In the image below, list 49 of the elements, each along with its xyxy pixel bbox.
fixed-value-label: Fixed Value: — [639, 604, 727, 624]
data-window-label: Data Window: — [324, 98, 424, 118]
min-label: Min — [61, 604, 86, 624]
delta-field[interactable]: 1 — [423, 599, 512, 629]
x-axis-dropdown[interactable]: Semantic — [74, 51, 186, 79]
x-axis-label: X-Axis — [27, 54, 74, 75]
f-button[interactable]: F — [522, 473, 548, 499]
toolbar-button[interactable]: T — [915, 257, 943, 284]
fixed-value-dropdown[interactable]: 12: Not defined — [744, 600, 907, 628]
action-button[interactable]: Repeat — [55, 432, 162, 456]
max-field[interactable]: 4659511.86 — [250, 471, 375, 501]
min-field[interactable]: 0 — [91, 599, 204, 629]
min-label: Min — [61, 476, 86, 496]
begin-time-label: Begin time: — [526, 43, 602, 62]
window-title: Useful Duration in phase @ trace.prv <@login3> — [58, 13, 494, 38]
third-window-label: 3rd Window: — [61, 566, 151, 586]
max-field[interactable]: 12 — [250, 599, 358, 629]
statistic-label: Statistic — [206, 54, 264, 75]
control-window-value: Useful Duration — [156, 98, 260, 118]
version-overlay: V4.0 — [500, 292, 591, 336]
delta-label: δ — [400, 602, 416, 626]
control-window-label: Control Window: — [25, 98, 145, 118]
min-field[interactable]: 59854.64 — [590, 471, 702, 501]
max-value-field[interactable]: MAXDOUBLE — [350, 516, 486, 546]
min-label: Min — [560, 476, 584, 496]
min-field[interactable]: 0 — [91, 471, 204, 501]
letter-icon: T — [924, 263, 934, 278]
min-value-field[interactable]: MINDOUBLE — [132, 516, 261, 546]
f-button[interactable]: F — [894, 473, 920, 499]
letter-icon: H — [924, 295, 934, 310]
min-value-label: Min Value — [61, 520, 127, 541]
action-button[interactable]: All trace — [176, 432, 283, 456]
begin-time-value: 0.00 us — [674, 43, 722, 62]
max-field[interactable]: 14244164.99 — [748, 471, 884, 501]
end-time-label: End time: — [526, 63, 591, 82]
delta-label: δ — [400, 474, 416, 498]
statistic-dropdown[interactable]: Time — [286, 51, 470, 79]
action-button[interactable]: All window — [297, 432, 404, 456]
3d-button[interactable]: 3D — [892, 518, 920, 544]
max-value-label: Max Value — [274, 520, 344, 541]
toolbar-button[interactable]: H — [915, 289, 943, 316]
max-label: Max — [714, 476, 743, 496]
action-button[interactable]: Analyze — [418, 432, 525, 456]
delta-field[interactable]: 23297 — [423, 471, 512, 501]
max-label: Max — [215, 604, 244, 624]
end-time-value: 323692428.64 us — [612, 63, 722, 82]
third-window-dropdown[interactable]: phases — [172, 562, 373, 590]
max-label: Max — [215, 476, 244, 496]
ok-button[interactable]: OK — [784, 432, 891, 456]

Given problem:
Rewrite every row above with "action-button" swapped for "command-button" wherever it occurs, keeping everything else the same.

Written answer:
In the image below, list 49 of the elements, each along with its xyxy pixel bbox.
fixed-value-label: Fixed Value: — [639, 604, 727, 624]
data-window-label: Data Window: — [324, 98, 424, 118]
min-label: Min — [61, 604, 86, 624]
delta-field[interactable]: 1 — [423, 599, 512, 629]
x-axis-dropdown[interactable]: Semantic — [74, 51, 186, 79]
x-axis-label: X-Axis — [27, 54, 74, 75]
f-button[interactable]: F — [522, 473, 548, 499]
toolbar-button[interactable]: T — [915, 257, 943, 284]
fixed-value-dropdown[interactable]: 12: Not defined — [744, 600, 907, 628]
command-button[interactable]: Repeat — [55, 432, 162, 456]
max-field[interactable]: 4659511.86 — [250, 471, 375, 501]
min-field[interactable]: 0 — [91, 599, 204, 629]
min-label: Min — [61, 476, 86, 496]
begin-time-label: Begin time: — [526, 43, 602, 62]
window-title: Useful Duration in phase @ trace.prv <@login3> — [58, 13, 494, 38]
third-window-label: 3rd Window: — [61, 566, 151, 586]
max-field[interactable]: 12 — [250, 599, 358, 629]
statistic-label: Statistic — [206, 54, 264, 75]
control-window-value: Useful Duration — [156, 98, 260, 118]
version-overlay: V4.0 — [500, 292, 591, 336]
delta-label: δ — [400, 602, 416, 626]
control-window-label: Control Window: — [25, 98, 145, 118]
min-field[interactable]: 59854.64 — [590, 471, 702, 501]
max-value-field[interactable]: MAXDOUBLE — [350, 516, 486, 546]
min-label: Min — [560, 476, 584, 496]
min-field[interactable]: 0 — [91, 471, 204, 501]
letter-icon: T — [924, 263, 934, 278]
min-value-field[interactable]: MINDOUBLE — [132, 516, 261, 546]
f-button[interactable]: F — [894, 473, 920, 499]
letter-icon: H — [924, 295, 934, 310]
min-value-label: Min Value — [61, 520, 127, 541]
command-button[interactable]: All trace — [176, 432, 283, 456]
begin-time-value: 0.00 us — [674, 43, 722, 62]
max-field[interactable]: 14244164.99 — [748, 471, 884, 501]
end-time-label: End time: — [526, 63, 591, 82]
delta-label: δ — [400, 474, 416, 498]
statistic-dropdown[interactable]: Time — [286, 51, 470, 79]
command-button[interactable]: All window — [297, 432, 404, 456]
3d-button[interactable]: 3D — [892, 518, 920, 544]
max-value-label: Max Value — [274, 520, 344, 541]
toolbar-button[interactable]: H — [915, 289, 943, 316]
max-label: Max — [714, 476, 743, 496]
command-button[interactable]: Analyze — [418, 432, 525, 456]
delta-field[interactable]: 23297 — [423, 471, 512, 501]
max-label: Max — [215, 604, 244, 624]
end-time-value: 323692428.64 us — [612, 63, 722, 82]
third-window-dropdown[interactable]: phases — [172, 562, 373, 590]
max-label: Max — [215, 476, 244, 496]
ok-button[interactable]: OK — [784, 432, 891, 456]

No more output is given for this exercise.